| Questões e tarefas |
1. Transcreva literalmente o trecho do texto para análise que vai de "Enquanto são os" até "que os elegeram.", inclusive.
2. Segundo o texto para análise, que salário deveria receber todo político ou juiz?

Essa greve foi forte, entre outras coisas, porque foi dirigida por um organismo com representantes revogáveis eleitos nos locais de trabalho. Cada local de trabalho criou uma forma de poder embrionária que passou a colocar em questão as ordens dos patrões e chefes de sempre, mostrando que são os trabalhadores que sabem como os serviços públicos podem melhor funcionar para atender os interesses da população. São os que conhecem as necessidades do povo e que têm maior interesse em cuidar de seus interesses, pois os usuários são seus filhos, pais, amigos e parentes.

É por isso que precisamos lutar para que a força da mobilização das distintas categorias da classe trabalhadora unidas possa impor a estatização de todos serviços públicos, sob controle dos trabalhadores e usuários.

Enquanto são os trabalhadores comuns que realmente atendem as necessidades da população, uma casta de parasitas que ocupa os parlamentos, os tribunais de justiça e os palácios de governo tem todo tipo de privilégios para servir os patrões. É por isso que devemos lutar para que todo político, juiz ou funcionário público de alto escalào receba o mesmo salário que um professor, e para que todos os cargos públicos sejam eleitos e revogáveis por aqueles que os elegeram.

Voto crítico em Zé Maria contra os patrões e os conciliadores

Contra o voto nos partidos que representam os interesses capitalistas, contra o voto nos partidos que defendem a conciliação entre os interesses dos patrões e dos trabalhadores, chamamos o voto crítico em Zé Maria (e na legenda do PSTU onde essa não se coliga com o PSOL nem o PCB, sendo voto nulo onde estão coligados).

Esta é uma candidatura que exclui o voto nas candidaturas burguesas e de conciliação de classes para presidente, e defende um programa que tem aspectos corretos (estatização dos serviços públicos sob controle dos trabalhadores, não pagamento da dívida pública, que os capitalistas paguem pela crise, por um governo dos trabalhadores sem patrões, contra a homofobia, o machismo e o racismo).

| Dados fornecidos |
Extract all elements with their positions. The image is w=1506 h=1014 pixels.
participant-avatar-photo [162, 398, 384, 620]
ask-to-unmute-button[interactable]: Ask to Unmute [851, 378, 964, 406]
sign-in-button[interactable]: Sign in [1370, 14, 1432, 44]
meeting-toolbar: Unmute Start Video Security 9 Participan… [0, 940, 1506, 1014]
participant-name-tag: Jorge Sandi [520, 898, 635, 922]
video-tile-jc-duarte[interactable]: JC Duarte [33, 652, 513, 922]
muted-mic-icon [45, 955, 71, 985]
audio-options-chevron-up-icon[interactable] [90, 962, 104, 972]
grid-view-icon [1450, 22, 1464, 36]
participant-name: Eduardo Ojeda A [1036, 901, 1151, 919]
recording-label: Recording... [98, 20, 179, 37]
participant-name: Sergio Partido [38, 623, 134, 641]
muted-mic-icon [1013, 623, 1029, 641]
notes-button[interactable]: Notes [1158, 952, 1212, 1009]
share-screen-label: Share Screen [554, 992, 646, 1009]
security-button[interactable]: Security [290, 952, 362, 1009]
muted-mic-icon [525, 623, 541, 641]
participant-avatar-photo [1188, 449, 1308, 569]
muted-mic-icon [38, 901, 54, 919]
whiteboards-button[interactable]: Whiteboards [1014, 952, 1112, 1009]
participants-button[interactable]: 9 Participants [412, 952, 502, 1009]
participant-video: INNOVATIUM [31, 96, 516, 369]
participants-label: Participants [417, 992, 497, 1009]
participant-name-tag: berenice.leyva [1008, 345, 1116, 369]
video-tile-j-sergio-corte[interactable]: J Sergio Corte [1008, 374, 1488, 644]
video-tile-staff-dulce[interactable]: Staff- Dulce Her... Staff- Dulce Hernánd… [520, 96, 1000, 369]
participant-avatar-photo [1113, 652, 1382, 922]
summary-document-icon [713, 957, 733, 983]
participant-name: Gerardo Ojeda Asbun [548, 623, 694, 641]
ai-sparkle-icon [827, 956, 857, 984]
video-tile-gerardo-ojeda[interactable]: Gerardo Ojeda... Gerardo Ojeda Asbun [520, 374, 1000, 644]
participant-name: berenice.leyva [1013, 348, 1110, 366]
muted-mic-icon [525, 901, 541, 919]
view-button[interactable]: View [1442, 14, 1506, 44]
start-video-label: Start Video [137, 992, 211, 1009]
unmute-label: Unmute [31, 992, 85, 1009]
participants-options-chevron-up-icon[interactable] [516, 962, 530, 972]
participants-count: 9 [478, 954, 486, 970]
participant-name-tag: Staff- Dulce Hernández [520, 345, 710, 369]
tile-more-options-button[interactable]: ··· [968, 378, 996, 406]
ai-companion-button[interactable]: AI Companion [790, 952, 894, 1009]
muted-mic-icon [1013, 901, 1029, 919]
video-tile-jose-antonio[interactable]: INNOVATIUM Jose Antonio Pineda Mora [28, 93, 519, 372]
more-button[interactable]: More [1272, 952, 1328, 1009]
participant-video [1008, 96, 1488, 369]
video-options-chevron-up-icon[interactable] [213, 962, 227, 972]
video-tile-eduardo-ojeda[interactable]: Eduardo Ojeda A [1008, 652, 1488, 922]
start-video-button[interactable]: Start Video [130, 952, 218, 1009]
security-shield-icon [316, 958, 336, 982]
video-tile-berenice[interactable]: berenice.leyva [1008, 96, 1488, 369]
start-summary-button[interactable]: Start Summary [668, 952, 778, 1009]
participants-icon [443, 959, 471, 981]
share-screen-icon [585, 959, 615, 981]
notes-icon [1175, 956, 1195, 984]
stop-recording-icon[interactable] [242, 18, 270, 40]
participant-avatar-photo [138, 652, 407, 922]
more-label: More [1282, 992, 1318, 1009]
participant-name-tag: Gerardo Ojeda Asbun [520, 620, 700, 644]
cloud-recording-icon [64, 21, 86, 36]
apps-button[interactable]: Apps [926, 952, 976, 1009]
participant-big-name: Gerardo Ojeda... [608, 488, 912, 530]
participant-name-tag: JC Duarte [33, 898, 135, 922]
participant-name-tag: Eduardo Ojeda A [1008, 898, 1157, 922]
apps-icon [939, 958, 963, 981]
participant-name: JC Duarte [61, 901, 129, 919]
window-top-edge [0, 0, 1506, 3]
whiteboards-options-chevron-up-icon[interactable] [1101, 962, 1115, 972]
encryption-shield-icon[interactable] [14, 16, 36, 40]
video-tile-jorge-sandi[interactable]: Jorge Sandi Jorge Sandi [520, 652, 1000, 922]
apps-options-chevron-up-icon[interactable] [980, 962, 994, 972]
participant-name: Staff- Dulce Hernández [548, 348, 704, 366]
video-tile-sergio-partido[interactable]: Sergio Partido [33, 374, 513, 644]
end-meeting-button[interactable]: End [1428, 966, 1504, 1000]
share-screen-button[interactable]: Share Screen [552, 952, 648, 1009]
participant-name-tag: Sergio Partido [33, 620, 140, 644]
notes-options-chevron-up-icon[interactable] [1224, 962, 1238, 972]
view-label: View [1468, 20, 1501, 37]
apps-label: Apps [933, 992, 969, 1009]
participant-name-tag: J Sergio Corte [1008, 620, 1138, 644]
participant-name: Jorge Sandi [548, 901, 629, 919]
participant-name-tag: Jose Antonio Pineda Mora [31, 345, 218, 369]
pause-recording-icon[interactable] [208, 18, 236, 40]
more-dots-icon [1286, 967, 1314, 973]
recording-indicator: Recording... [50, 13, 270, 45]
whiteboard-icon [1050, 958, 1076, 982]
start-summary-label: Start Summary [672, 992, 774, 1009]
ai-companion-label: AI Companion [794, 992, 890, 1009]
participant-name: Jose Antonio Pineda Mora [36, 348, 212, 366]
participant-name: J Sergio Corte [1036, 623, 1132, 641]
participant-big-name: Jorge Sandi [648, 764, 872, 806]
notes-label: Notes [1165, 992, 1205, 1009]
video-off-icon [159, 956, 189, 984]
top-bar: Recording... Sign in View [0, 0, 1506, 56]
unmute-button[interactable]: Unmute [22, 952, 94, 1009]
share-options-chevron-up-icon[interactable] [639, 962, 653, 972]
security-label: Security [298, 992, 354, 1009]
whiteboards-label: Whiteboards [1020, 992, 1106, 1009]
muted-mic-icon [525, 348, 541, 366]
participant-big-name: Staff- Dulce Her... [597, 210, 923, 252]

| Respostas por item |
1.
Enquanto são os trabalhadores comuns que realmente atendem as necessidades da população, uma casta de parasitas que ocupa os parlamentos, os tribunais de justiça e os palácios de governo tem todo tipo de privilégios para servir os patrões. É por isso que devemos lutar para que todo político, juiz ou funcionário público de alto escalào receba o mesmo salário que um professor, e para que todos os cargos públicos sejam eleitos e revogáveis por aqueles que os elegeram.

2. O mesmo salário que um professor.